====== LISTING

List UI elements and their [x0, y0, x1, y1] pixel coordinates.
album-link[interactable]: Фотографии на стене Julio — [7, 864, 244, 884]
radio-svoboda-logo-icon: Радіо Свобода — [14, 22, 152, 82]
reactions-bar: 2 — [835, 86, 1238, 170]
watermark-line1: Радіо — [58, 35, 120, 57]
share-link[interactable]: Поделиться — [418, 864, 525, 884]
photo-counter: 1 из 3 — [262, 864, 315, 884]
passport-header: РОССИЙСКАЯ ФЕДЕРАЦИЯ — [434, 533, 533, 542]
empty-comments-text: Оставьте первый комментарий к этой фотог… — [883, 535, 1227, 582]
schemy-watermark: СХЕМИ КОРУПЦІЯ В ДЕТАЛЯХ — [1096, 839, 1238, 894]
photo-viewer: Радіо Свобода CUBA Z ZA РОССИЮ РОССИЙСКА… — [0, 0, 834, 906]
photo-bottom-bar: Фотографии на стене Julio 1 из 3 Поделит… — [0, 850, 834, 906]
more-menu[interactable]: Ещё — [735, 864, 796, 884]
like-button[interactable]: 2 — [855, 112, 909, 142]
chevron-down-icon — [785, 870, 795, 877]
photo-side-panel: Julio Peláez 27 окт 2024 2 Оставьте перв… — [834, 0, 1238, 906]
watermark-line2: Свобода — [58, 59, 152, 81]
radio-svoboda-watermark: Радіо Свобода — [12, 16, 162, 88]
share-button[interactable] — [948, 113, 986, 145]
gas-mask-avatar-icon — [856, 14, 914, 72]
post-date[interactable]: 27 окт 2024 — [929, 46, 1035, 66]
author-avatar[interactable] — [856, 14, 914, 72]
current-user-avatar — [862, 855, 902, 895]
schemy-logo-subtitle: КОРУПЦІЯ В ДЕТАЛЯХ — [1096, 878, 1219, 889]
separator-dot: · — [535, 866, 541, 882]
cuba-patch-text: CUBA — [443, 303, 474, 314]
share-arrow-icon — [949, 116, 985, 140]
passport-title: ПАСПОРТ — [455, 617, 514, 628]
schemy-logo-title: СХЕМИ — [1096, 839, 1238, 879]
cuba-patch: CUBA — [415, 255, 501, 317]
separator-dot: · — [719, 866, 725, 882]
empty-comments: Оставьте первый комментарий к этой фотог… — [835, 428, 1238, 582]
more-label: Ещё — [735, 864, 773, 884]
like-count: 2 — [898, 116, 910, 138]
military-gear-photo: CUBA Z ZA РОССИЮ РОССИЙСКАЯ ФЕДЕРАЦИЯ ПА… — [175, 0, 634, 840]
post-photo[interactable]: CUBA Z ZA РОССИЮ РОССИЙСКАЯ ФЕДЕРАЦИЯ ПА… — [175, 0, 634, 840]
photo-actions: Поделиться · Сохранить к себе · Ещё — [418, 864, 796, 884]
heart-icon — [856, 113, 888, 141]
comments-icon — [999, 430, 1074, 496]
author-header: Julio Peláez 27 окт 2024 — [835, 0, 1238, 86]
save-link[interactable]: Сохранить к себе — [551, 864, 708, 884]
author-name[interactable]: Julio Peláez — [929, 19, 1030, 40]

============

Please copy out all of the material above word for word, line by line, in its original order.

_REPLY_
List UI elements and their [x0, y0, x1, y1] pixel coordinates.
album-link[interactable]: Фотографии на стене Julio — [7, 864, 244, 884]
radio-svoboda-logo-icon: Радіо Свобода — [14, 22, 152, 82]
reactions-bar: 2 — [835, 86, 1238, 170]
watermark-line1: Радіо — [58, 35, 120, 57]
share-link[interactable]: Поделиться — [418, 864, 525, 884]
photo-counter: 1 из 3 — [262, 864, 315, 884]
passport-header: РОССИЙСКАЯ ФЕДЕРАЦИЯ — [434, 533, 533, 542]
empty-comments-text: Оставьте первый комментарий к этой фотог… — [883, 535, 1227, 582]
schemy-watermark: СХЕМИ КОРУПЦІЯ В ДЕТАЛЯХ — [1096, 839, 1238, 894]
photo-viewer: Радіо Свобода CUBA Z ZA РОССИЮ РОССИЙСКА… — [0, 0, 834, 906]
photo-bottom-bar: Фотографии на стене Julio 1 из 3 Поделит… — [0, 850, 834, 906]
more-menu[interactable]: Ещё — [735, 864, 796, 884]
like-button[interactable]: 2 — [855, 112, 909, 142]
chevron-down-icon — [785, 870, 795, 877]
photo-side-panel: Julio Peláez 27 окт 2024 2 Оставьте перв… — [834, 0, 1238, 906]
watermark-line2: Свобода — [58, 59, 152, 81]
radio-svoboda-watermark: Радіо Свобода — [12, 16, 162, 88]
share-button[interactable] — [948, 113, 986, 145]
gas-mask-avatar-icon — [856, 14, 914, 72]
post-date[interactable]: 27 окт 2024 — [929, 46, 1035, 66]
author-avatar[interactable] — [856, 14, 914, 72]
current-user-avatar — [862, 855, 902, 895]
schemy-logo-subtitle: КОРУПЦІЯ В ДЕТАЛЯХ — [1096, 878, 1219, 889]
separator-dot: · — [535, 866, 541, 882]
cuba-patch-text: CUBA — [443, 303, 474, 314]
share-arrow-icon — [949, 116, 985, 140]
passport-title: ПАСПОРТ — [455, 617, 514, 628]
schemy-logo-title: СХЕМИ — [1096, 839, 1238, 879]
cuba-patch: CUBA — [415, 255, 501, 317]
separator-dot: · — [719, 866, 725, 882]
empty-comments: Оставьте первый комментарий к этой фотог… — [835, 428, 1238, 582]
more-label: Ещё — [735, 864, 773, 884]
like-count: 2 — [898, 116, 910, 138]
military-gear-photo: CUBA Z ZA РОССИЮ РОССИЙСКАЯ ФЕДЕРАЦИЯ ПА… — [175, 0, 634, 840]
post-photo[interactable]: CUBA Z ZA РОССИЮ РОССИЙСКАЯ ФЕДЕРАЦИЯ ПА… — [175, 0, 634, 840]
photo-actions: Поделиться · Сохранить к себе · Ещё — [418, 864, 796, 884]
heart-icon — [856, 113, 888, 141]
comments-icon — [999, 430, 1074, 496]
author-header: Julio Peláez 27 окт 2024 — [835, 0, 1238, 86]
save-link[interactable]: Сохранить к себе — [551, 864, 708, 884]
author-name[interactable]: Julio Peláez — [929, 19, 1030, 40]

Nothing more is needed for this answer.